+++ Source material +++

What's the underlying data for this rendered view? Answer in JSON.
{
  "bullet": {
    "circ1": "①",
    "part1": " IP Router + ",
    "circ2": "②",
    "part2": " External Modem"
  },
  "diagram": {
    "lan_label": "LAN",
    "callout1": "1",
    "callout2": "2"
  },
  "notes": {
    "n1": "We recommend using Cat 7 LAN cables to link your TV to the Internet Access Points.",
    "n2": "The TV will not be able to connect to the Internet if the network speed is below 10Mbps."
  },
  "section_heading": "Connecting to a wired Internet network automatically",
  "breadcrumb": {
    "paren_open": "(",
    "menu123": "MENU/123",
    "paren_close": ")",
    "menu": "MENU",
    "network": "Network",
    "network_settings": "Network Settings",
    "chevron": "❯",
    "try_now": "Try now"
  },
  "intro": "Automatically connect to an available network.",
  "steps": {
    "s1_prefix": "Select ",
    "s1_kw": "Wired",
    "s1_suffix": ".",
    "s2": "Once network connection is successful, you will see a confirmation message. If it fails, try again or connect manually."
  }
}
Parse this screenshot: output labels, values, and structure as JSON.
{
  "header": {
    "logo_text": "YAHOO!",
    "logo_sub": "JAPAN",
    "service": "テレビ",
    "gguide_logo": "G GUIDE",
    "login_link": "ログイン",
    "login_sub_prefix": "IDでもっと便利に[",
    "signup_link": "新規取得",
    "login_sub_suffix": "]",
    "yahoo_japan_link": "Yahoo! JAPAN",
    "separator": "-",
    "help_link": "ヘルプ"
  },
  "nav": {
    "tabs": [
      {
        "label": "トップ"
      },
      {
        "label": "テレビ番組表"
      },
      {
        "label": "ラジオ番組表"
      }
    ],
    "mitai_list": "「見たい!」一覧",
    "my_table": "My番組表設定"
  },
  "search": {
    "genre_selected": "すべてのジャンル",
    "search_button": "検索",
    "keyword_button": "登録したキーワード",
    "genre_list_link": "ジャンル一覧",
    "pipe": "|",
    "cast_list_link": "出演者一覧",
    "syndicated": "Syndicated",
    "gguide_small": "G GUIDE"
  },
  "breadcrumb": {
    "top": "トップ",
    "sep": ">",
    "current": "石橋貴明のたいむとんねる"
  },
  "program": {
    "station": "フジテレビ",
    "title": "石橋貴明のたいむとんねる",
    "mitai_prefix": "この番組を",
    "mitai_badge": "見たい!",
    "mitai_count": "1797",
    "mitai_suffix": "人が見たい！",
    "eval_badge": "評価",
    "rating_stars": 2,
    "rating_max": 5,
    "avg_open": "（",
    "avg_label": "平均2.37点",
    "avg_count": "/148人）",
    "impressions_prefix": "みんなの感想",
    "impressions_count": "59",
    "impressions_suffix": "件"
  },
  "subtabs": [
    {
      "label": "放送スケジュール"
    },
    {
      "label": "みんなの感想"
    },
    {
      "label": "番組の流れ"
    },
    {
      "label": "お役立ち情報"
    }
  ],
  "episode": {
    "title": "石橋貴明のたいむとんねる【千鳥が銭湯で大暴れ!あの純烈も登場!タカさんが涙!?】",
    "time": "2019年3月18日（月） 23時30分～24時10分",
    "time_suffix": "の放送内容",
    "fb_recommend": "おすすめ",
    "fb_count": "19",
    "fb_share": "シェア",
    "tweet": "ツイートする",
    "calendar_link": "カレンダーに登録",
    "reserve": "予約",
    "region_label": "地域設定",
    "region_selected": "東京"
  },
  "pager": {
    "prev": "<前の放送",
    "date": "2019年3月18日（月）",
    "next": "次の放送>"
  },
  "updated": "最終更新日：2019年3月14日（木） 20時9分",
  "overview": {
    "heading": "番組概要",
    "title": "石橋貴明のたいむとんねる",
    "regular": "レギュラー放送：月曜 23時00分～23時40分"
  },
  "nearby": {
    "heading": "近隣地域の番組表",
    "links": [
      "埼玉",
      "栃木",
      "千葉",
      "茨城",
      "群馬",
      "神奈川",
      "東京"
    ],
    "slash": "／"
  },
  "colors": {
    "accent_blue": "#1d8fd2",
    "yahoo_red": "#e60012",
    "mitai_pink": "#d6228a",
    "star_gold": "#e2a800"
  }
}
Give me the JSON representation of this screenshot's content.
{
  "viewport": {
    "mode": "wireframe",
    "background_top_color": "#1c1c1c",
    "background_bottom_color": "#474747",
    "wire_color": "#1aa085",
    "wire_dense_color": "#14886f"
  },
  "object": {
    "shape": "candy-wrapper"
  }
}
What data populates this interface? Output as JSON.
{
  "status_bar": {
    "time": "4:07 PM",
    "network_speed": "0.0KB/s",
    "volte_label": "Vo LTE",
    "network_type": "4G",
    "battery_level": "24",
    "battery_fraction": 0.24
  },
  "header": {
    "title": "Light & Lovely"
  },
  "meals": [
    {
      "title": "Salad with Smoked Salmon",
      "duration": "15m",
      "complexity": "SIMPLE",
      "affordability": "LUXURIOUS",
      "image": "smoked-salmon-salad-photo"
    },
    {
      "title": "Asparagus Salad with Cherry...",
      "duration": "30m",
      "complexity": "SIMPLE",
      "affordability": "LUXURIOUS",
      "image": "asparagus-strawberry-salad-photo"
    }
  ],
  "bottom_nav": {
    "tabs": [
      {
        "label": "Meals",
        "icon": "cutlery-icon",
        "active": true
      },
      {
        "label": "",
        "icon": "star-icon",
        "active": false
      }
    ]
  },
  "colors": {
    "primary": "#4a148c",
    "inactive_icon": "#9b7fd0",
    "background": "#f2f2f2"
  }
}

+++

- Work to complete
Extract, word for word, each line of the listing above.

- Result
What's the underlying data for this rendered view? Answer in JSON.
{
  "bullet": {
    "circ1": "①",
    "part1": " IP Router + ",
    "circ2": "②",
    "part2": " External Modem"
  },
  "diagram": {
    "lan_label": "LAN",
    "callout1": "1",
    "callout2": "2"
  },
  "notes": {
    "n1": "We recommend using Cat 7 LAN cables to link your TV to the Internet Access Points.",
    "n2": "The TV will not be able to connect to the Internet if the network speed is below 10Mbps."
  },
  "section_heading": "Connecting to a wired Internet network automatically",
  "breadcrumb": {
    "paren_open": "(",
    "menu123": "MENU/123",
    "paren_close": ")",
    "menu": "MENU",
    "network": "Network",
    "network_settings": "Network Settings",
    "chevron": "❯",
    "try_now": "Try now"
  },
  "intro": "Automatically connect to an available network.",
  "steps": {
    "s1_prefix": "Select ",
    "s1_kw": "Wired",
    "s1_suffix": ".",
    "s2": "Once network connection is successful, you will see a confirmation message. If it fails, try again or connect manually."
  }
}
Parse this screenshot: output labels, values, and structure as JSON.
{
  "header": {
    "logo_text": "YAHOO!",
    "logo_sub": "JAPAN",
    "service": "テレビ",
    "gguide_logo": "G GUIDE",
    "login_link": "ログイン",
    "login_sub_prefix": "IDでもっと便利に[",
    "signup_link": "新規取得",
    "login_sub_suffix": "]",
    "yahoo_japan_link": "Yahoo! JAPAN",
    "separator": "-",
    "help_link": "ヘルプ"
  },
  "nav": {
    "tabs": [
      {
        "label": "トップ"
      },
      {
        "label": "テレビ番組表"
      },
      {
        "label": "ラジオ番組表"
      }
    ],
    "mitai_list": "「見たい!」一覧",
    "my_table": "My番組表設定"
  },
  "search": {
    "genre_selected": "すべてのジャンル",
    "search_button": "検索",
    "keyword_button": "登録したキーワード",
    "genre_list_link": "ジャンル一覧",
    "pipe": "|",
    "cast_list_link": "出演者一覧",
    "syndicated": "Syndicated",
    "gguide_small": "G GUIDE"
  },
  "breadcrumb": {
    "top": "トップ",
    "sep": ">",
    "current": "石橋貴明のたいむとんねる"
  },
  "program": {
    "station": "フジテレビ",
    "title": "石橋貴明のたいむとんねる",
    "mitai_prefix": "この番組を",
    "mitai_badge": "見たい!",
    "mitai_count": "1797",
    "mitai_suffix": "人が見たい！",
    "eval_badge": "評価",
    "rating_stars": 2,
    "rating_max": 5,
    "avg_open": "（",
    "avg_label": "平均2.37点",
    "avg_count": "/148人）",
    "impressions_prefix": "みんなの感想",
    "impressions_count": "59",
    "impressions_suffix": "件"
  },
  "subtabs": [
    {
      "label": "放送スケジュール"
    },
    {
      "label": "みんなの感想"
    },
    {
      "label": "番組の流れ"
    },
    {
      "label": "お役立ち情報"
    }
  ],
  "episode": {
    "title": "石橋貴明のたいむとんねる【千鳥が銭湯で大暴れ!あの純烈も登場!タカさんが涙!?】",
    "time": "2019年3月18日（月） 23時30分～24時10分",
    "time_suffix": "の放送内容",
    "fb_recommend": "おすすめ",
    "fb_count": "19",
    "fb_share": "シェア",
    "tweet": "ツイートする",
    "calendar_link": "カレンダーに登録",
    "reserve": "予約",
    "region_label": "地域設定",
    "region_selected": "東京"
  },
  "pager": {
    "prev": "<前の放送",
    "date": "2019年3月18日（月）",
    "next": "次の放送>"
  },
  "updated": "最終更新日：2019年3月14日（木） 20時9分",
  "overview": {
    "heading": "番組概要",
    "title": "石橋貴明のたいむとんねる",
    "regular": "レギュラー放送：月曜 23時00分～23時40分"
  },
  "nearby": {
    "heading": "近隣地域の番組表",
    "links": [
      "埼玉",
      "栃木",
      "千葉",
      "茨城",
      "群馬",
      "神奈川",
      "東京"
    ],
    "slash": "／"
  },
  "colors": {
    "accent_blue": "#1d8fd2",
    "yahoo_red": "#e60012",
    "mitai_pink": "#d6228a",
    "star_gold": "#e2a800"
  }
}
Give me the JSON representation of this screenshot's content.
{
  "viewport": {
    "mode": "wireframe",
    "background_top_color": "#1c1c1c",
    "background_bottom_color": "#474747",
    "wire_color": "#1aa085",
    "wire_dense_color": "#14886f"
  },
  "object": {
    "shape": "candy-wrapper"
  }
}
What data populates this interface? Output as JSON.
{
  "status_bar": {
    "time": "4:07 PM",
    "network_speed": "0.0KB/s",
    "volte_label": "Vo LTE",
    "network_type": "4G",
    "battery_level": "24",
    "battery_fraction": 0.24
  },
  "header": {
    "title": "Light & Lovely"
  },
  "meals": [
    {
      "title": "Salad with Smoked Salmon",
      "duration": "15m",
      "complexity": "SIMPLE",
      "affordability": "LUXURIOUS",
      "image": "smoked-salmon-salad-photo"
    },
    {
      "title": "Asparagus Salad with Cherry...",
      "duration": "30m",
      "complexity": "SIMPLE",
      "affordability": "LUXURIOUS",
      "image": "asparagus-strawberry-salad-photo"
    }
  ],
  "bottom_nav": {
    "tabs": [
      {
        "label": "Meals",
        "icon": "cutlery-icon",
        "active": true
      },
      {
        "label": "",
        "icon": "star-icon",
        "active": false
      }
    ]
  },
  "colors": {
    "primary": "#4a148c",
    "inactive_icon": "#9b7fd0",
    "background": "#f2f2f2"
  }
}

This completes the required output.